§ **Exercise**
Show, in full, each line of the data that contains "degan".

§ **Records provided**
+ + +
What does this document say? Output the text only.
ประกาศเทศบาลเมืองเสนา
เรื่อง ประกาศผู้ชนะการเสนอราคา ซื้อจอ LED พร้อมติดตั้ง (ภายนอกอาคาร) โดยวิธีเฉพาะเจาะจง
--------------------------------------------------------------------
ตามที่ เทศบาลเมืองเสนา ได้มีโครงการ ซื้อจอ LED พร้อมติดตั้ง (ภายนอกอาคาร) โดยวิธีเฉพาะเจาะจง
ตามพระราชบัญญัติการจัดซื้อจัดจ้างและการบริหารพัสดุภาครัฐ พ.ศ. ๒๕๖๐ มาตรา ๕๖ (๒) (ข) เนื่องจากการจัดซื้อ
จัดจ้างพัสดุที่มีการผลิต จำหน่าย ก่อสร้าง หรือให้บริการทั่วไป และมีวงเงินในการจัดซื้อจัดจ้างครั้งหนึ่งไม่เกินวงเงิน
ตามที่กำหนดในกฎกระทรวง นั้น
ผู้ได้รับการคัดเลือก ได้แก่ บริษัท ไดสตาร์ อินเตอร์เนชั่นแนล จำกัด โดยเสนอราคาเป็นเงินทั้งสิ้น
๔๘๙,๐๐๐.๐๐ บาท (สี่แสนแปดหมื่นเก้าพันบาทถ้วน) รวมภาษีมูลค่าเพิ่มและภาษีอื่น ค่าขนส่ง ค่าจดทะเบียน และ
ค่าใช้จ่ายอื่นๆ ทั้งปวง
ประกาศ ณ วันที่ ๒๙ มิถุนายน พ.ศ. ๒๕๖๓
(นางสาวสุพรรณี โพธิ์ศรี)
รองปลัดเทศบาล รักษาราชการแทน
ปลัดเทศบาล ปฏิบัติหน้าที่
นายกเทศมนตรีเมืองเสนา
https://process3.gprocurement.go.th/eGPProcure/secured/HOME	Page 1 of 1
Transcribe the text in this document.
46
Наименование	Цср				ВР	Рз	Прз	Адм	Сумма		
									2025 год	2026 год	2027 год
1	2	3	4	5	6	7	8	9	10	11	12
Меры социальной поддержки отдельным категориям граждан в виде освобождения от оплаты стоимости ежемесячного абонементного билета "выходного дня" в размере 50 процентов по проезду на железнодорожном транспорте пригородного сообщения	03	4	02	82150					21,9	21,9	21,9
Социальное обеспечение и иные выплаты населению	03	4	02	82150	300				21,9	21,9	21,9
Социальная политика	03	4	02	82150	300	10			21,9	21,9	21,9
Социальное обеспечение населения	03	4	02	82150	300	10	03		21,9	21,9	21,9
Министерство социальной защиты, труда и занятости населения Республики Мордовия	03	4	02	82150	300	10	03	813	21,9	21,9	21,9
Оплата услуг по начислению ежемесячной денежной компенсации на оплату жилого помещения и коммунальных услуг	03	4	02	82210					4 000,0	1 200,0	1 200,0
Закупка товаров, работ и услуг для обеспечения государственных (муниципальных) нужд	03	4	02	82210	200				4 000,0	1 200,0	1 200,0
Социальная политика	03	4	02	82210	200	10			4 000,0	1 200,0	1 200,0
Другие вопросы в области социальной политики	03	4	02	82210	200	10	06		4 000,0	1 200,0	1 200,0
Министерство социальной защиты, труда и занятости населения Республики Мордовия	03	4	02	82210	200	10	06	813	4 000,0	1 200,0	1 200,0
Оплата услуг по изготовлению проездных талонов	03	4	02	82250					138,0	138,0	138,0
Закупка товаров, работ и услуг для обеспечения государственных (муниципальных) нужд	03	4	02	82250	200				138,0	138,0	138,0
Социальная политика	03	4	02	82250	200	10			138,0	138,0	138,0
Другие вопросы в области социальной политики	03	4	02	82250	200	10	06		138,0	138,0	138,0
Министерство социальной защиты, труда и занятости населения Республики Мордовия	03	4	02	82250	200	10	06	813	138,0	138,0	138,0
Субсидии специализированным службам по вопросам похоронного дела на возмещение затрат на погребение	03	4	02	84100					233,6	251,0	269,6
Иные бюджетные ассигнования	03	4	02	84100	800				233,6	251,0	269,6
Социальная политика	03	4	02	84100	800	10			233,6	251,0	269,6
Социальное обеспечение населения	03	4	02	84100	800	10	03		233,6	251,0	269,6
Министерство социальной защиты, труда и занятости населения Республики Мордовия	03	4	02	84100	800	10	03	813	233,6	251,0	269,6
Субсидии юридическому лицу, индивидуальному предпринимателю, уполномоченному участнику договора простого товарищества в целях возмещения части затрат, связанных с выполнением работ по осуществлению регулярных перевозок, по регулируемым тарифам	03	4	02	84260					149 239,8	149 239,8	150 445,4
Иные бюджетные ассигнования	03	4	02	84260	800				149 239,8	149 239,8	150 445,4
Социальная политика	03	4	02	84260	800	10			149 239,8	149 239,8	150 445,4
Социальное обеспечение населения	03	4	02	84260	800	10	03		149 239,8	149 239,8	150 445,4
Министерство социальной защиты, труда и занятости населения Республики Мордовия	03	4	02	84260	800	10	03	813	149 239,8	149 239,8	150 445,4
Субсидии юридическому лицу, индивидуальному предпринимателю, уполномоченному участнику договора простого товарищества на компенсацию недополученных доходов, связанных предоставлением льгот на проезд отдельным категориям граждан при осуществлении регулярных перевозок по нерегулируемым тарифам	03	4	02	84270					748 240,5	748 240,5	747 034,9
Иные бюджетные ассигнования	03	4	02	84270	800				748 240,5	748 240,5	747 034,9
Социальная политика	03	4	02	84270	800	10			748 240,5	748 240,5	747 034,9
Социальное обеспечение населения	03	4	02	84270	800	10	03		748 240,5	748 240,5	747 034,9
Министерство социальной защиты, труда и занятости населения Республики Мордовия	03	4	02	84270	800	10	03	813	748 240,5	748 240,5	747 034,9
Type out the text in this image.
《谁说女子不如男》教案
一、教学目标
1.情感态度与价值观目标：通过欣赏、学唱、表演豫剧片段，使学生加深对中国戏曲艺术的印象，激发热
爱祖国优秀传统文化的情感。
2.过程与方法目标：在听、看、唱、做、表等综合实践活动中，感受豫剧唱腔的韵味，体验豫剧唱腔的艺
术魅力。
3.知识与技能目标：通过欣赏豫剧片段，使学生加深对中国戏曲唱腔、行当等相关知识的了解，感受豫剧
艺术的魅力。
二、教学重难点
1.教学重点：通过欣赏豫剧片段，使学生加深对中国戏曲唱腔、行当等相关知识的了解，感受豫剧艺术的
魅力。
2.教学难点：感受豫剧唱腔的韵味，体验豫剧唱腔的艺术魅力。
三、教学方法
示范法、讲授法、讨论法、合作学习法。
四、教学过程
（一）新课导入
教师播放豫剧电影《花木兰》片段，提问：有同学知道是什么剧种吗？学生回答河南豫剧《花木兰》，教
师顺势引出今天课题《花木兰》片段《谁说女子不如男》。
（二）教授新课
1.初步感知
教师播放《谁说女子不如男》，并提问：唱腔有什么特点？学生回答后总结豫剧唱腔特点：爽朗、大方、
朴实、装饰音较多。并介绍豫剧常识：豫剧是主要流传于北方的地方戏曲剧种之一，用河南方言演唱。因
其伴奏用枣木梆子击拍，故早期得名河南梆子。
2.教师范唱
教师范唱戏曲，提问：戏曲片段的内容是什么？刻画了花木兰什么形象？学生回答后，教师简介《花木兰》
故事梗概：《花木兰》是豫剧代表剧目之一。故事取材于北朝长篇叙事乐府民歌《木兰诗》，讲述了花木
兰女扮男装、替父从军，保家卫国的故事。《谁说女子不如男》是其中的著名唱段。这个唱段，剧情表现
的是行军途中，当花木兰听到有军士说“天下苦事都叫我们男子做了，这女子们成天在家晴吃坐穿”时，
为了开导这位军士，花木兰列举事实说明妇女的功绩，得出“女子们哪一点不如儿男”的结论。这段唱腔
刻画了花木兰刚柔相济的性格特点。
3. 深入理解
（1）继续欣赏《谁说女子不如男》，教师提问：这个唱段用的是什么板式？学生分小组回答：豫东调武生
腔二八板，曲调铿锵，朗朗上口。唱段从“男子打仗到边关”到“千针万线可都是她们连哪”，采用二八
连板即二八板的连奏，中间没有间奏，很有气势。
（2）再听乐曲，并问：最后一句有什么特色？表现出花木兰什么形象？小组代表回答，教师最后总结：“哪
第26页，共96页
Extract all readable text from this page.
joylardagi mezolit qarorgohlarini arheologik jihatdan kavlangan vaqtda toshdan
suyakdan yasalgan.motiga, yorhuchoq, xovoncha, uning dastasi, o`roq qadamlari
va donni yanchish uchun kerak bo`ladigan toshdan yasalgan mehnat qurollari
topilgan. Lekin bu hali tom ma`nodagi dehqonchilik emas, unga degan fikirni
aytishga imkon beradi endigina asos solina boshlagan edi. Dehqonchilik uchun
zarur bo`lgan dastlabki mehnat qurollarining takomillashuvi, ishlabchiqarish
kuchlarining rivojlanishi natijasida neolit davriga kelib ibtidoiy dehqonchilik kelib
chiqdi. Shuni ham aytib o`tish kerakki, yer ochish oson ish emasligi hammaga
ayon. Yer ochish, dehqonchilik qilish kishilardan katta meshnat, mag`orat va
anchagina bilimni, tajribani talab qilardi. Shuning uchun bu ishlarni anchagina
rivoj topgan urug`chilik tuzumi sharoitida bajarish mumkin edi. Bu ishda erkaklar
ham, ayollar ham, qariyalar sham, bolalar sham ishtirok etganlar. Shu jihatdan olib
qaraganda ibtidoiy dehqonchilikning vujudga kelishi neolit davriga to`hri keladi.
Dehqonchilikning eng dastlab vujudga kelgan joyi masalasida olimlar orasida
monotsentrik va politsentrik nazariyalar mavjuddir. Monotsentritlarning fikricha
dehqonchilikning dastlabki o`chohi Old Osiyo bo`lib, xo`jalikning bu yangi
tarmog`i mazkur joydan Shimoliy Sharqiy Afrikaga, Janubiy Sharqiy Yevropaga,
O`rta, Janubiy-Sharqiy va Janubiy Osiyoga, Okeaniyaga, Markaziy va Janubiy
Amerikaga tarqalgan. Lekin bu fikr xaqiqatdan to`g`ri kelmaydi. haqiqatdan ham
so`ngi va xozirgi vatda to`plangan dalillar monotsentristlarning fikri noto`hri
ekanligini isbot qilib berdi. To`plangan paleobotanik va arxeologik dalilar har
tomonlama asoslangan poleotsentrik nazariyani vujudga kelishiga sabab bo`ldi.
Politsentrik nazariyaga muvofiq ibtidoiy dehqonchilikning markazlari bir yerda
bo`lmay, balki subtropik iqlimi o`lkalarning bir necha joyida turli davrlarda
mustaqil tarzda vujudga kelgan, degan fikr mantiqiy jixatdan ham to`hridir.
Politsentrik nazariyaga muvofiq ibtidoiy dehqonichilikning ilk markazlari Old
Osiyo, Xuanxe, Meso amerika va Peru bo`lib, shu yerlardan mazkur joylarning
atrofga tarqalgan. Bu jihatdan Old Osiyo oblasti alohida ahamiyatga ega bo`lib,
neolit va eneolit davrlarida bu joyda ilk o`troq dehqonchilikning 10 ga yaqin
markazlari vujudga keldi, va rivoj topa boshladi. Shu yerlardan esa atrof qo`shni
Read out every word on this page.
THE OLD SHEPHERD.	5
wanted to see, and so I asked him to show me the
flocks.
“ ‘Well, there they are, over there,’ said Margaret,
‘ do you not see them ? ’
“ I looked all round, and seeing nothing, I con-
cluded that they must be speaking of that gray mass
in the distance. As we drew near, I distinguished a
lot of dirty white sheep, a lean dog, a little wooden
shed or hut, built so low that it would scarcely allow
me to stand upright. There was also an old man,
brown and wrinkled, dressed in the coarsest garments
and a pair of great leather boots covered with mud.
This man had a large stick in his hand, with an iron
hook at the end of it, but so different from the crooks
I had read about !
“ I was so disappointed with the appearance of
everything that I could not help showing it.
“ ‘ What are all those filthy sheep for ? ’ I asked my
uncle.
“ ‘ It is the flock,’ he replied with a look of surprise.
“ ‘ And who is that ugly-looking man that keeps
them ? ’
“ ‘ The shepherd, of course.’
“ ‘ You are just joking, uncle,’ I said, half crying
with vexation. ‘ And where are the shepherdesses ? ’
+ + +
§ **Exercise output**
topilgan. Lekin bu hali tom ma`nodagi dehqonchilik emas, unga degan fikirni
mustaqil tarzda vujudga kelgan, degan fikr mantiqiy jixatdan ham to`hridir.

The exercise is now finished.